▸ **What you have to do**
Below is a set of records; print all of them exactly as written.

--- start of Given records ---

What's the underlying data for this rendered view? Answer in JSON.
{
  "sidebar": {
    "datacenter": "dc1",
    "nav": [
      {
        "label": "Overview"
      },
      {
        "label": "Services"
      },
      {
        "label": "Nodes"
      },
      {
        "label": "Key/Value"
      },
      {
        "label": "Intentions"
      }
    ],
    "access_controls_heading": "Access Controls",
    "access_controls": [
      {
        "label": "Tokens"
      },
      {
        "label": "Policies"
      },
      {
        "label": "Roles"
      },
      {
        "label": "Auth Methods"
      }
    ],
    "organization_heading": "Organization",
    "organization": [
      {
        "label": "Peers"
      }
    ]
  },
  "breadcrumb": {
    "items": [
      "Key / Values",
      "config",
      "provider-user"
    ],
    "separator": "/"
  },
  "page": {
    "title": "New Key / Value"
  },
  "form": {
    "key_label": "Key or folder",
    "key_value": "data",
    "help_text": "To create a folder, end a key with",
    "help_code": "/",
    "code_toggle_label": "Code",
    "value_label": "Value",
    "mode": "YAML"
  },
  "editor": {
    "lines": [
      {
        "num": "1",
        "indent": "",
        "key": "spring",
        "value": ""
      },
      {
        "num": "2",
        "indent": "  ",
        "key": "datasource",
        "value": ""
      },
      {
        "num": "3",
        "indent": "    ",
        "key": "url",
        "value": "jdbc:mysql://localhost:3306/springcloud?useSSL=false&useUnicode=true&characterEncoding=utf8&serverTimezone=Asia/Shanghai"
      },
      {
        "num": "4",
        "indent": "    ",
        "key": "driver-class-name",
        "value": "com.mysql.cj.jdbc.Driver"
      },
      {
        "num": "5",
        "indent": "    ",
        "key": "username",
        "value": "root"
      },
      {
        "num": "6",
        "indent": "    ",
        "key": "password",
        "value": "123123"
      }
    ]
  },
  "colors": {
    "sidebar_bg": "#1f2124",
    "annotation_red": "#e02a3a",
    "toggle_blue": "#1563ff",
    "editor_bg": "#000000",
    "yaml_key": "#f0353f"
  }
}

--- end of Given records ---

▸ **Response below**
What's the underlying data for this rendered view? Answer in JSON.
{
  "sidebar": {
    "datacenter": "dc1",
    "nav": [
      {
        "label": "Overview"
      },
      {
        "label": "Services"
      },
      {
        "label": "Nodes"
      },
      {
        "label": "Key/Value"
      },
      {
        "label": "Intentions"
      }
    ],
    "access_controls_heading": "Access Controls",
    "access_controls": [
      {
        "label": "Tokens"
      },
      {
        "label": "Policies"
      },
      {
        "label": "Roles"
      },
      {
        "label": "Auth Methods"
      }
    ],
    "organization_heading": "Organization",
    "organization": [
      {
        "label": "Peers"
      }
    ]
  },
  "breadcrumb": {
    "items": [
      "Key / Values",
      "config",
      "provider-user"
    ],
    "separator": "/"
  },
  "page": {
    "title": "New Key / Value"
  },
  "form": {
    "key_label": "Key or folder",
    "key_value": "data",
    "help_text": "To create a folder, end a key with",
    "help_code": "/",
    "code_toggle_label": "Code",
    "value_label": "Value",
    "mode": "YAML"
  },
  "editor": {
    "lines": [
      {
        "num": "1",
        "indent": "",
        "key": "spring",
        "value": ""
      },
      {
        "num": "2",
        "indent": "  ",
        "key": "datasource",
        "value": ""
      },
      {
        "num": "3",
        "indent": "    ",
        "key": "url",
        "value": "jdbc:mysql://localhost:3306/springcloud?useSSL=false&useUnicode=true&characterEncoding=utf8&serverTimezone=Asia/Shanghai"
      },
      {
        "num": "4",
        "indent": "    ",
        "key": "driver-class-name",
        "value": "com.mysql.cj.jdbc.Driver"
      },
      {
        "num": "5",
        "indent": "    ",
        "key": "username",
        "value": "root"
      },
      {
        "num": "6",
        "indent": "    ",
        "key": "password",
        "value": "123123"
      }
    ]
  },
  "colors": {
    "sidebar_bg": "#1f2124",
    "annotation_red": "#e02a3a",
    "toggle_blue": "#1563ff",
    "editor_bg": "#000000",
    "yaml_key": "#f0353f"
  }
}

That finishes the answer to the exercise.